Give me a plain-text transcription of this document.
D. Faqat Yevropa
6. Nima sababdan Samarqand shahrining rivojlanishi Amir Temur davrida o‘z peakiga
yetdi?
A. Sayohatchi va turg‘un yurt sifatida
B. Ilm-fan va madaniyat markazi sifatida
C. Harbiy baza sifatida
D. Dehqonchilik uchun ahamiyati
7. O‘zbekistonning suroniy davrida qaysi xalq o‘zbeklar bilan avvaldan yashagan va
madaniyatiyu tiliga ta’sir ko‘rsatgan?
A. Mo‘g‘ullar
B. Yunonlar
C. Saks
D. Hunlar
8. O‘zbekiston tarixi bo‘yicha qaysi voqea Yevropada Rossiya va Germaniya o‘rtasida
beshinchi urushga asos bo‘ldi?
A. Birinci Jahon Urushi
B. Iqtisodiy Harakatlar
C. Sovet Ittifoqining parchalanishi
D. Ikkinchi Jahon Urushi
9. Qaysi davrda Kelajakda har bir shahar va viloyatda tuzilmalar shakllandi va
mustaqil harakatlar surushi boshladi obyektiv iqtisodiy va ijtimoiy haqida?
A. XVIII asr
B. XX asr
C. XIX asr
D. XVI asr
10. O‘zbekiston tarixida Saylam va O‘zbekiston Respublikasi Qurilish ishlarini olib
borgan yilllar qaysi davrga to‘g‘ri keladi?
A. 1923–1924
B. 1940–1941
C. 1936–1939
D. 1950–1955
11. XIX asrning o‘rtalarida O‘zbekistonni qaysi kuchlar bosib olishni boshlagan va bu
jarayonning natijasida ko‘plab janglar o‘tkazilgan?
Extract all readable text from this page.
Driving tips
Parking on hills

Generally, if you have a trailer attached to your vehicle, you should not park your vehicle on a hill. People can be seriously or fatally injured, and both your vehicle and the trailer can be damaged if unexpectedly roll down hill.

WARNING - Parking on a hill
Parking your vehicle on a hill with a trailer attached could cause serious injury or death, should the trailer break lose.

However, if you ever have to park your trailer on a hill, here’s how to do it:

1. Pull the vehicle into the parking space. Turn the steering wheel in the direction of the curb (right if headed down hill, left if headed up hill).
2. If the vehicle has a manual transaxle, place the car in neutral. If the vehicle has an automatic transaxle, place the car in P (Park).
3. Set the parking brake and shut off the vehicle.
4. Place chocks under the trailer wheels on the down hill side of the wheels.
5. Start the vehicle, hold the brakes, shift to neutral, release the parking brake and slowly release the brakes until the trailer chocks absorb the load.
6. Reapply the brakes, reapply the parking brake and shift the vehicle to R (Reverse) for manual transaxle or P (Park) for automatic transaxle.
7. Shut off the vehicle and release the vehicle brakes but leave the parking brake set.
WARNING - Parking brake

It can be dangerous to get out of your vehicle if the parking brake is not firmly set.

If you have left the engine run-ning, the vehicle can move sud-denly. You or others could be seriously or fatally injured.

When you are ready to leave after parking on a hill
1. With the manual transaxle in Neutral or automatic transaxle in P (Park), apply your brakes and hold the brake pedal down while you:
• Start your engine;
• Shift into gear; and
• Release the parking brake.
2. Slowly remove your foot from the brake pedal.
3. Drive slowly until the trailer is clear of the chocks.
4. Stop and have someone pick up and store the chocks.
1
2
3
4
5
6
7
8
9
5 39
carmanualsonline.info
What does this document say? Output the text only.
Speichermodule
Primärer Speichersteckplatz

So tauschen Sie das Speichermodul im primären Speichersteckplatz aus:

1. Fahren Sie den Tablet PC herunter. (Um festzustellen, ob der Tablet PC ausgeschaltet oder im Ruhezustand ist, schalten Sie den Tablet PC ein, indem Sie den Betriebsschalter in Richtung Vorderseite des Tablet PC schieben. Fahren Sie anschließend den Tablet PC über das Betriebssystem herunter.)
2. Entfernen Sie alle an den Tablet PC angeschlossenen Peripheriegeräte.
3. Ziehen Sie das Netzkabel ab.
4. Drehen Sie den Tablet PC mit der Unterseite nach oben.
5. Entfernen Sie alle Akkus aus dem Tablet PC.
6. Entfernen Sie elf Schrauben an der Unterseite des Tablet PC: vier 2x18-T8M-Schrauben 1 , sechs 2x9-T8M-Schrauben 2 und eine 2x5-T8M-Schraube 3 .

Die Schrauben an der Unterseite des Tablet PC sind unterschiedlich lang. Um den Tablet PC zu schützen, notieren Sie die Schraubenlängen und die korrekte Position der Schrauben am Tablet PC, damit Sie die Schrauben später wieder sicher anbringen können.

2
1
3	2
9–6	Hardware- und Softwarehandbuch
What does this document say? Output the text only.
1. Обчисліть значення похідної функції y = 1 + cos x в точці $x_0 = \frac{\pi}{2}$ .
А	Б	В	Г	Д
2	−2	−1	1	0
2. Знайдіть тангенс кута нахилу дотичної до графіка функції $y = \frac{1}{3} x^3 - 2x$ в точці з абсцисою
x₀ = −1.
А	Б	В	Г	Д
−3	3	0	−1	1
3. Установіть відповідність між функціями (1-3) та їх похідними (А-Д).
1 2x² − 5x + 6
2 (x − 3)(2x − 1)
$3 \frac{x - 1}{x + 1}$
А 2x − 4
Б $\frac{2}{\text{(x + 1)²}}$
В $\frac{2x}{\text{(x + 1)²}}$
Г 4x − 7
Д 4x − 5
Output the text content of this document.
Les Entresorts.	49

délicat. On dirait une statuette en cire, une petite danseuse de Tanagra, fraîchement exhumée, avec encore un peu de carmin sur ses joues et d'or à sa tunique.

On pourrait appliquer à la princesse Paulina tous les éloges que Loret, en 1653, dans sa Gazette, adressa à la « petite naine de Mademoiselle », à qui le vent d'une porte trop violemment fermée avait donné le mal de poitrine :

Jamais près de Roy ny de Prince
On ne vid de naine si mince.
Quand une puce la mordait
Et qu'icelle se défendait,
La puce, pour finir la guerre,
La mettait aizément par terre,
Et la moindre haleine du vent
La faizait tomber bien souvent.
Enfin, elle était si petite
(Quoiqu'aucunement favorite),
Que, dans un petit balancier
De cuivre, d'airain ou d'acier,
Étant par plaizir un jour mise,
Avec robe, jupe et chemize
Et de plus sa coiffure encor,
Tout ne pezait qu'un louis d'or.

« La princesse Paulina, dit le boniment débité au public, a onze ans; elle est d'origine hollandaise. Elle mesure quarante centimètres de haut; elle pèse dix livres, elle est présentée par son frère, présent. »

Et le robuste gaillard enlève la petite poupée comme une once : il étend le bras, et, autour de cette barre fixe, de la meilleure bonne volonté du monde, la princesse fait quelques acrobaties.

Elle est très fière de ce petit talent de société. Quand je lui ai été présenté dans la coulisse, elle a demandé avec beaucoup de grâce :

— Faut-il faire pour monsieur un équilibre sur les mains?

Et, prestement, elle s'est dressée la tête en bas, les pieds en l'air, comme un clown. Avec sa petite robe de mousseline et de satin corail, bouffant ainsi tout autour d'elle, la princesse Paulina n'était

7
----------------------------------------
Return the whole listing exactly, with every line included.

Give me a plain-text transcription of this document.
D. Faqat Yevropa
6. Nima sababdan Samarqand shahrining rivojlanishi Amir Temur davrida o‘z peakiga
yetdi?
A. Sayohatchi va turg‘un yurt sifatida
B. Ilm-fan va madaniyat markazi sifatida
C. Harbiy baza sifatida
D. Dehqonchilik uchun ahamiyati
7. O‘zbekistonning suroniy davrida qaysi xalq o‘zbeklar bilan avvaldan yashagan va
madaniyatiyu tiliga ta’sir ko‘rsatgan?
A. Mo‘g‘ullar
B. Yunonlar
C. Saks
D. Hunlar
8. O‘zbekiston tarixi bo‘yicha qaysi voqea Yevropada Rossiya va Germaniya o‘rtasida
beshinchi urushga asos bo‘ldi?
A. Birinci Jahon Urushi
B. Iqtisodiy Harakatlar
C. Sovet Ittifoqining parchalanishi
D. Ikkinchi Jahon Urushi
9. Qaysi davrda Kelajakda har bir shahar va viloyatda tuzilmalar shakllandi va
mustaqil harakatlar surushi boshladi obyektiv iqtisodiy va ijtimoiy haqida?
A. XVIII asr
B. XX asr
C. XIX asr
D. XVI asr
10. O‘zbekiston tarixida Saylam va O‘zbekiston Respublikasi Qurilish ishlarini olib
borgan yilllar qaysi davrga to‘g‘ri keladi?
A. 1923–1924
B. 1940–1941
C. 1936–1939
D. 1950–1955
11. XIX asrning o‘rtalarida O‘zbekistonni qaysi kuchlar bosib olishni boshlagan va bu
jarayonning natijasida ko‘plab janglar o‘tkazilgan?
Extract all readable text from this page.
Driving tips
Parking on hills

Generally, if you have a trailer attached to your vehicle, you should not park your vehicle on a hill. People can be seriously or fatally injured, and both your vehicle and the trailer can be damaged if unexpectedly roll down hill.

WARNING - Parking on a hill
Parking your vehicle on a hill with a trailer attached could cause serious injury or death, should the trailer break lose.

However, if you ever have to park your trailer on a hill, here’s how to do it:

1. Pull the vehicle into the parking space. Turn the steering wheel in the direction of the curb (right if headed down hill, left if headed up hill).
2. If the vehicle has a manual transaxle, place the car in neutral. If the vehicle has an automatic transaxle, place the car in P (Park).
3. Set the parking brake and shut off the vehicle.
4. Place chocks under the trailer wheels on the down hill side of the wheels.
5. Start the vehicle, hold the brakes, shift to neutral, release the parking brake and slowly release the brakes until the trailer chocks absorb the load.
6. Reapply the brakes, reapply the parking brake and shift the vehicle to R (Reverse) for manual transaxle or P (Park) for automatic transaxle.
7. Shut off the vehicle and release the vehicle brakes but leave the parking brake set.
WARNING - Parking brake

It can be dangerous to get out of your vehicle if the parking brake is not firmly set.

If you have left the engine run-ning, the vehicle can move sud-denly. You or others could be seriously or fatally injured.

When you are ready to leave after parking on a hill
1. With the manual transaxle in Neutral or automatic transaxle in P (Park), apply your brakes and hold the brake pedal down while you:
• Start your engine;
• Shift into gear; and
• Release the parking brake.
2. Slowly remove your foot from the brake pedal.
3. Drive slowly until the trailer is clear of the chocks.
4. Stop and have someone pick up and store the chocks.
1
2
3
4
5
6
7
8
9
5 39
carmanualsonline.info
What does this document say? Output the text only.
Speichermodule
Primärer Speichersteckplatz

So tauschen Sie das Speichermodul im primären Speichersteckplatz aus:

1. Fahren Sie den Tablet PC herunter. (Um festzustellen, ob der Tablet PC ausgeschaltet oder im Ruhezustand ist, schalten Sie den Tablet PC ein, indem Sie den Betriebsschalter in Richtung Vorderseite des Tablet PC schieben. Fahren Sie anschließend den Tablet PC über das Betriebssystem herunter.)
2. Entfernen Sie alle an den Tablet PC angeschlossenen Peripheriegeräte.
3. Ziehen Sie das Netzkabel ab.
4. Drehen Sie den Tablet PC mit der Unterseite nach oben.
5. Entfernen Sie alle Akkus aus dem Tablet PC.
6. Entfernen Sie elf Schrauben an der Unterseite des Tablet PC: vier 2x18-T8M-Schrauben 1 , sechs 2x9-T8M-Schrauben 2 und eine 2x5-T8M-Schraube 3 .

Die Schrauben an der Unterseite des Tablet PC sind unterschiedlich lang. Um den Tablet PC zu schützen, notieren Sie die Schraubenlängen und die korrekte Position der Schrauben am Tablet PC, damit Sie die Schrauben später wieder sicher anbringen können.

2
1
3	2
9–6	Hardware- und Softwarehandbuch
What does this document say? Output the text only.
1. Обчисліть значення похідної функції y = 1 + cos x в точці $x_0 = \frac{\pi}{2}$ .
А	Б	В	Г	Д
2	−2	−1	1	0
2. Знайдіть тангенс кута нахилу дотичної до графіка функції $y = \frac{1}{3} x^3 - 2x$ в точці з абсцисою
x₀ = −1.
А	Б	В	Г	Д
−3	3	0	−1	1
3. Установіть відповідність між функціями (1-3) та їх похідними (А-Д).
1 2x² − 5x + 6
2 (x − 3)(2x − 1)
$3 \frac{x - 1}{x + 1}$
А 2x − 4
Б $\frac{2}{\text{(x + 1)²}}$
В $\frac{2x}{\text{(x + 1)²}}$
Г 4x − 7
Д 4x − 5
Output the text content of this document.
Les Entresorts.	49

délicat. On dirait une statuette en cire, une petite danseuse de Tanagra, fraîchement exhumée, avec encore un peu de carmin sur ses joues et d'or à sa tunique.

On pourrait appliquer à la princesse Paulina tous les éloges que Loret, en 1653, dans sa Gazette, adressa à la « petite naine de Mademoiselle », à qui le vent d'une porte trop violemment fermée avait donné le mal de poitrine :

Jamais près de Roy ny de Prince
On ne vid de naine si mince.
Quand une puce la mordait
Et qu'icelle se défendait,
La puce, pour finir la guerre,
La mettait aizément par terre,
Et la moindre haleine du vent
La faizait tomber bien souvent.
Enfin, elle était si petite
(Quoiqu'aucunement favorite),
Que, dans un petit balancier
De cuivre, d'airain ou d'acier,
Étant par plaizir un jour mise,
Avec robe, jupe et chemize
Et de plus sa coiffure encor,
Tout ne pezait qu'un louis d'or.

« La princesse Paulina, dit le boniment débité au public, a onze ans; elle est d'origine hollandaise. Elle mesure quarante centimètres de haut; elle pèse dix livres, elle est présentée par son frère, présent. »

Et le robuste gaillard enlève la petite poupée comme une once : il étend le bras, et, autour de cette barre fixe, de la meilleure bonne volonté du monde, la princesse fait quelques acrobaties.

Elle est très fière de ce petit talent de société. Quand je lui ai été présenté dans la coulisse, elle a demandé avec beaucoup de grâce :

— Faut-il faire pour monsieur un équilibre sur les mains?

Et, prestement, elle s'est dressée la tête en bas, les pieds en l'air, comme un clown. Avec sa petite robe de mousseline et de satin corail, bouffant ainsi tout autour d'elle, la princesse Paulina n'était

7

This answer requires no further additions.